** start GIVEN DATA **

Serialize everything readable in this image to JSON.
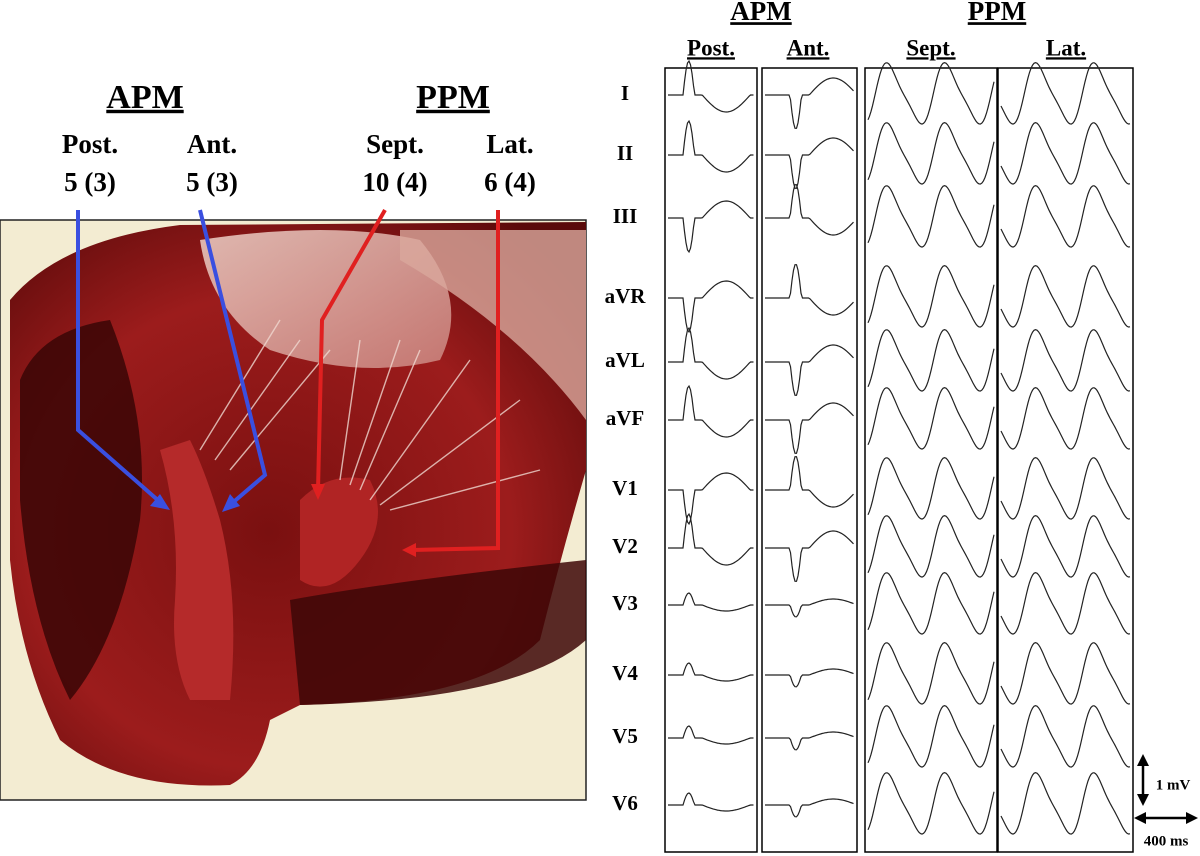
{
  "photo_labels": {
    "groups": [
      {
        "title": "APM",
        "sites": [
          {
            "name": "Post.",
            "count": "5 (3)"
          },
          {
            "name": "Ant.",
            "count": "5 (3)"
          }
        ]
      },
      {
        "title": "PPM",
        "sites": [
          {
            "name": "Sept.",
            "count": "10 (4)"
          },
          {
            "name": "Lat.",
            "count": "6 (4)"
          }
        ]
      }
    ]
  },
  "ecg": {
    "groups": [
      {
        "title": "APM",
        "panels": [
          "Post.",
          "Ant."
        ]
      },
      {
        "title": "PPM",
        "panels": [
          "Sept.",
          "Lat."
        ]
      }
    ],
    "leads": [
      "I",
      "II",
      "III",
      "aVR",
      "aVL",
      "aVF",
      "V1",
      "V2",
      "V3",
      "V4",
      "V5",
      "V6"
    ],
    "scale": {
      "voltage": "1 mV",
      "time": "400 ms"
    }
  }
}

** end GIVEN DATA **

OBJECTIVE: Every record above must be given again exactly; drop the pictures.

WRITTEN SOLUTION:
Serialize everything readable in this image to JSON.
{
  "photo_labels": {
    "groups": [
      {
        "title": "APM",
        "sites": [
          {
            "name": "Post.",
            "count": "5 (3)"
          },
          {
            "name": "Ant.",
            "count": "5 (3)"
          }
        ]
      },
      {
        "title": "PPM",
        "sites": [
          {
            "name": "Sept.",
            "count": "10 (4)"
          },
          {
            "name": "Lat.",
            "count": "6 (4)"
          }
        ]
      }
    ]
  },
  "ecg": {
    "groups": [
      {
        "title": "APM",
        "panels": [
          "Post.",
          "Ant."
        ]
      },
      {
        "title": "PPM",
        "panels": [
          "Sept.",
          "Lat."
        ]
      }
    ],
    "leads": [
      "I",
      "II",
      "III",
      "aVR",
      "aVL",
      "aVF",
      "V1",
      "V2",
      "V3",
      "V4",
      "V5",
      "V6"
    ],
    "scale": {
      "voltage": "1 mV",
      "time": "400 ms"
    }
  }
}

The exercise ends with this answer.